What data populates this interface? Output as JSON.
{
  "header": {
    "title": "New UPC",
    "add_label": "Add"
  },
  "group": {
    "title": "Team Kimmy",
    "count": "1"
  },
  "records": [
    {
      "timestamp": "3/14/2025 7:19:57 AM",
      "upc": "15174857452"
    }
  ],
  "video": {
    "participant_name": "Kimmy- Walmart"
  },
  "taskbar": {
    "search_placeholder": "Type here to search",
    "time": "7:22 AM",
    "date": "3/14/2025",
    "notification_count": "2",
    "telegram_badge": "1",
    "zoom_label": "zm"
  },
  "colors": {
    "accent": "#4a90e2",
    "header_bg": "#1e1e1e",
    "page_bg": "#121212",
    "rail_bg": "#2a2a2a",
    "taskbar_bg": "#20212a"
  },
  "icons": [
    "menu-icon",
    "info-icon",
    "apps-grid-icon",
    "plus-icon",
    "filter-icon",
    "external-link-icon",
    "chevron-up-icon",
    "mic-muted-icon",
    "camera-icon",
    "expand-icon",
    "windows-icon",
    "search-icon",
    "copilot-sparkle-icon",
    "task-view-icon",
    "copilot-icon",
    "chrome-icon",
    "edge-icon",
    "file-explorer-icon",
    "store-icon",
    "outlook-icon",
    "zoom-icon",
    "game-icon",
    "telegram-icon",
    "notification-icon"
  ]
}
■ ■ ■
CHALLENGE: Print again each line of the listing above, exactly as it appears.

SOLUTION TO THIS TASK:
What data populates this interface? Output as JSON.
{
  "header": {
    "title": "New UPC",
    "add_label": "Add"
  },
  "group": {
    "title": "Team Kimmy",
    "count": "1"
  },
  "records": [
    {
      "timestamp": "3/14/2025 7:19:57 AM",
      "upc": "15174857452"
    }
  ],
  "video": {
    "participant_name": "Kimmy- Walmart"
  },
  "taskbar": {
    "search_placeholder": "Type here to search",
    "time": "7:22 AM",
    "date": "3/14/2025",
    "notification_count": "2",
    "telegram_badge": "1",
    "zoom_label": "zm"
  },
  "colors": {
    "accent": "#4a90e2",
    "header_bg": "#1e1e1e",
    "page_bg": "#121212",
    "rail_bg": "#2a2a2a",
    "taskbar_bg": "#20212a"
  },
  "icons": [
    "menu-icon",
    "info-icon",
    "apps-grid-icon",
    "plus-icon",
    "filter-icon",
    "external-link-icon",
    "chevron-up-icon",
    "mic-muted-icon",
    "camera-icon",
    "expand-icon",
    "windows-icon",
    "search-icon",
    "copilot-sparkle-icon",
    "task-view-icon",
    "copilot-icon",
    "chrome-icon",
    "edge-icon",
    "file-explorer-icon",
    "store-icon",
    "outlook-icon",
    "zoom-icon",
    "game-icon",
    "telegram-icon",
    "notification-icon"
  ]
}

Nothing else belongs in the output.